### PROBLEM TO WORK ON
Render every line of the records as a Markdown table with the columns "Row" and "Line", numbering each row and skipping blank lines. Leave the pictures out.

### DATA LISTING
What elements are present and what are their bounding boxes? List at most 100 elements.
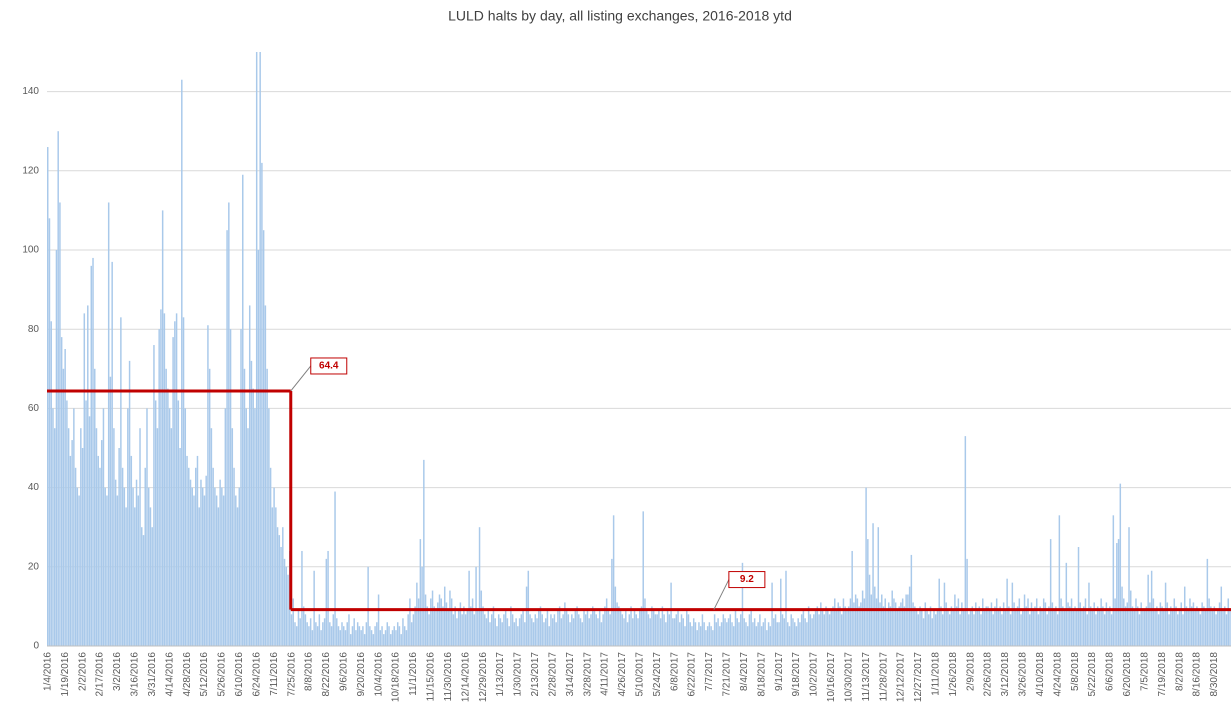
- bar: [210, 428, 213, 646]
- bar: [146, 408, 148, 646]
- bar: [1046, 614, 1048, 646]
- bar: [827, 610, 829, 646]
- bar: [649, 618, 651, 646]
- bar: [665, 622, 667, 646]
- bar: [1157, 614, 1160, 646]
- x-tick-label: 6/8/2017: [669, 652, 680, 691]
- bar: [726, 622, 728, 646]
- bar: [109, 376, 112, 646]
- label-leader: [290, 365, 312, 392]
- bar: [484, 614, 486, 646]
- bar: [1152, 598, 1155, 646]
- x-tick-label: 12/12/2017: [896, 652, 907, 702]
- bar: [383, 634, 385, 646]
- label-box: [310, 357, 348, 375]
- bar: [276, 527, 279, 646]
- bar: [1159, 602, 1162, 646]
- bar: [574, 610, 577, 646]
- bar: [257, 250, 260, 646]
- bar: [767, 622, 770, 646]
- bar: [334, 491, 336, 646]
- bar: [759, 614, 761, 646]
- bar: [893, 598, 895, 646]
- bar: [395, 630, 397, 646]
- bar: [336, 618, 338, 646]
- bar: [856, 598, 859, 646]
- bar: [1224, 606, 1226, 646]
- bar: [168, 408, 171, 646]
- bar: [1049, 539, 1052, 646]
- bar: [651, 606, 653, 646]
- bar: [609, 614, 611, 646]
- bar: [908, 586, 911, 646]
- bar: [503, 614, 505, 646]
- bar: [844, 606, 846, 646]
- bar: [517, 626, 519, 646]
- bar: [919, 606, 921, 646]
- bar: [715, 622, 718, 646]
- bar: [1180, 602, 1182, 646]
- bar: [837, 602, 839, 646]
- bar: [600, 622, 603, 646]
- bar: [417, 598, 420, 646]
- bar: [285, 566, 288, 646]
- bar: [870, 594, 873, 646]
- bar: [393, 626, 395, 646]
- bar: [262, 230, 265, 646]
- y-tick-label: 20: [28, 561, 40, 572]
- bar: [705, 630, 707, 646]
- bar: [255, 52, 258, 646]
- bar: [233, 467, 235, 646]
- bar: [790, 614, 792, 646]
- bar: [224, 408, 227, 646]
- bar: [551, 618, 554, 646]
- bar: [177, 400, 180, 646]
- bar: [167, 388, 169, 646]
- bar: [1112, 515, 1115, 646]
- bar: [248, 305, 251, 646]
- bar: [903, 606, 906, 646]
- bar: [53, 428, 56, 646]
- bar: [550, 614, 552, 646]
- bar: [332, 614, 335, 646]
- bar: [433, 606, 436, 646]
- x-tick-label: 10/4/2016: [373, 652, 384, 697]
- bar: [1222, 610, 1224, 646]
- bar: [196, 455, 199, 646]
- bar: [161, 210, 164, 646]
- bar: [151, 527, 153, 646]
- bar: [440, 598, 442, 646]
- bar: [1039, 606, 1041, 646]
- bar: [1123, 598, 1125, 646]
- bar: [1107, 610, 1109, 646]
- bar: [640, 606, 643, 646]
- y-tick-label: 60: [28, 403, 40, 414]
- bar: [1187, 610, 1189, 646]
- bar: [1138, 614, 1141, 646]
- x-tick-label: 1/30/2017: [513, 652, 524, 697]
- bar: [1037, 614, 1040, 646]
- bar: [76, 487, 79, 646]
- bar: [686, 610, 688, 646]
- x-tick-label: 1/13/2017: [495, 652, 506, 697]
- bar: [901, 598, 904, 646]
- bar: [623, 618, 625, 646]
- x-tick-label: 4/24/2018: [1052, 652, 1063, 697]
- bar: [1227, 598, 1229, 646]
- bar: [275, 507, 277, 646]
- bar: [921, 610, 923, 646]
- bar: [598, 610, 601, 646]
- bar: [426, 606, 429, 646]
- bar: [571, 614, 573, 646]
- bar: [69, 455, 72, 646]
- bar: [887, 602, 890, 646]
- bar: [1042, 598, 1045, 646]
- bar: [840, 614, 843, 646]
- bar: [1095, 614, 1097, 646]
- bar: [656, 614, 658, 646]
- bar: [442, 606, 444, 646]
- bar: [743, 618, 745, 646]
- bar: [57, 131, 59, 646]
- bar: [520, 614, 523, 646]
- average-label: 9.2: [740, 574, 754, 585]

### SOLVED PROBLEM
| Row | Line |
|---|---|
| 1 | What elements are present and what are their bounding boxes? List at most 100 elements. |
| 2 | - bar: [210, 428, 213, 646] |
| 3 | - bar: [146, 408, 148, 646] |
| 4 | - bar: [1046, 614, 1048, 646] |
| 5 | - bar: [827, 610, 829, 646] |
| 6 | - bar: [649, 618, 651, 646] |
| 7 | - bar: [665, 622, 667, 646] |
| 8 | - bar: [1157, 614, 1160, 646] |
| 9 | - x-tick-label: 6/8/2017: [669, 652, 680, 691] |
| 10 | - bar: [726, 622, 728, 646] |
| 11 | - bar: [109, 376, 112, 646] |
| 12 | - label-leader: [290, 365, 312, 392] |
| 13 | - bar: [484, 614, 486, 646] |
| 14 | - bar: [1152, 598, 1155, 646] |
| 15 | - x-tick-label: 12/12/2017: [896, 652, 907, 702] |
| 16 | - bar: [383, 634, 385, 646] |
| 17 | - label-box: [310, 357, 348, 375] |
| 18 | - bar: [276, 527, 279, 646] |
| 19 | - bar: [1159, 602, 1162, 646] |
| 20 | - bar: [574, 610, 577, 646] |
| 21 | - bar: [257, 250, 260, 646] |
| 22 | - bar: [767, 622, 770, 646] |
| 23 | - bar: [334, 491, 336, 646] |
| 24 | - bar: [759, 614, 761, 646] |
| 25 | - bar: [893, 598, 895, 646] |
| 26 | - bar: [395, 630, 397, 646] |
| 27 | - bar: [336, 618, 338, 646] |
| 28 | - bar: [856, 598, 859, 646] |
| 29 | - bar: [1224, 606, 1226, 646] |
| 30 | - bar: [168, 408, 171, 646] |
| 31 | - bar: [1049, 539, 1052, 646] |
| 32 | - bar: [651, 606, 653, 646] |
| 33 | - bar: [609, 614, 611, 646] |
| 34 | - bar: [908, 586, 911, 646] |
| 35 | - bar: [503, 614, 505, 646] |
| 36 | - bar: [844, 606, 846, 646] |
| 37 | - bar: [517, 626, 519, 646] |
| 38 | - bar: [919, 606, 921, 646] |
| 39 | - bar: [715, 622, 718, 646] |
| 40 | - bar: [1180, 602, 1182, 646] |
| 41 | - bar: [837, 602, 839, 646] |
| 42 | - bar: [600, 622, 603, 646] |
| 43 | - bar: [417, 598, 420, 646] |
| 44 | - bar: [285, 566, 288, 646] |
| 45 | - bar: [870, 594, 873, 646] |
| 46 | - bar: [393, 626, 395, 646] |
| 47 | - bar: [262, 230, 265, 646] |
| 48 | - y-tick-label: 20: [28, 561, 40, 572] |
| 49 | - bar: [705, 630, 707, 646] |
| 50 | - bar: [255, 52, 258, 646] |
| 51 | - bar: [233, 467, 235, 646] |
| 52 | - bar: [790, 614, 792, 646] |
| 53 | - bar: [224, 408, 227, 646] |
| 54 | - bar: [551, 618, 554, 646] |
| 55 | - bar: [177, 400, 180, 646] |
| 56 | - bar: [167, 388, 169, 646] |
| 57 | - bar: [1112, 515, 1115, 646] |
| 58 | - bar: [248, 305, 251, 646] |
| 59 | - bar: [903, 606, 906, 646] |
| 60 | - bar: [53, 428, 56, 646] |
| 61 | - bar: [550, 614, 552, 646] |
| 62 | - bar: [332, 614, 335, 646] |
| 63 | - bar: [433, 606, 436, 646] |
| 64 | - x-tick-label: 10/4/2016: [373, 652, 384, 697] |
| 65 | - bar: [1222, 610, 1224, 646] |
| 66 | - bar: [196, 455, 199, 646] |
| 67 | - bar: [161, 210, 164, 646] |
| 68 | - bar: [151, 527, 153, 646] |
| 69 | - bar: [440, 598, 442, 646] |
| 70 | - bar: [1039, 606, 1041, 646] |
| 71 | - bar: [1123, 598, 1125, 646] |
| 72 | - bar: [1107, 610, 1109, 646] |
| 73 | - bar: [640, 606, 643, 646] |
| 74 | - y-tick-label: 60: [28, 403, 40, 414] |
| 75 | - bar: [1187, 610, 1189, 646] |
| 76 | - bar: [1138, 614, 1141, 646] |
| 77 | - x-tick-label: 1/30/2017: [513, 652, 524, 697] |
| 78 | - bar: [1037, 614, 1040, 646] |
| 79 | - bar: [76, 487, 79, 646] |
| 80 | - bar: [686, 610, 688, 646] |
| 81 | - x-tick-label: 1/13/2017: [495, 652, 506, 697] |
| 82 | - bar: [901, 598, 904, 646] |
| 83 | - bar: [623, 618, 625, 646] |
| 84 | - x-tick-label: 4/24/2018: [1052, 652, 1063, 697] |
| 85 | - bar: [1227, 598, 1229, 646] |
| 86 | - bar: [275, 507, 277, 646] |
| 87 | - bar: [921, 610, 923, 646] |
| 88 | - bar: [598, 610, 601, 646] |
| 89 | - bar: [426, 606, 429, 646] |
| 90 | - bar: [571, 614, 573, 646] |
| 91 | - bar: [69, 455, 72, 646] |
| 92 | - bar: [887, 602, 890, 646] |
| 93 | - bar: [1042, 598, 1045, 646] |
| 94 | - bar: [840, 614, 843, 646] |
| 95 | - bar: [1095, 614, 1097, 646] |
| 96 | - bar: [656, 614, 658, 646] |
| 97 | - bar: [442, 606, 444, 646] |
| 98 | - bar: [743, 618, 745, 646] |
| 99 | - bar: [57, 131, 59, 646] |
| 100 | - bar: [520, 614, 523, 646] |
| 101 | - average-label: 9.2: [740, 574, 754, 585] |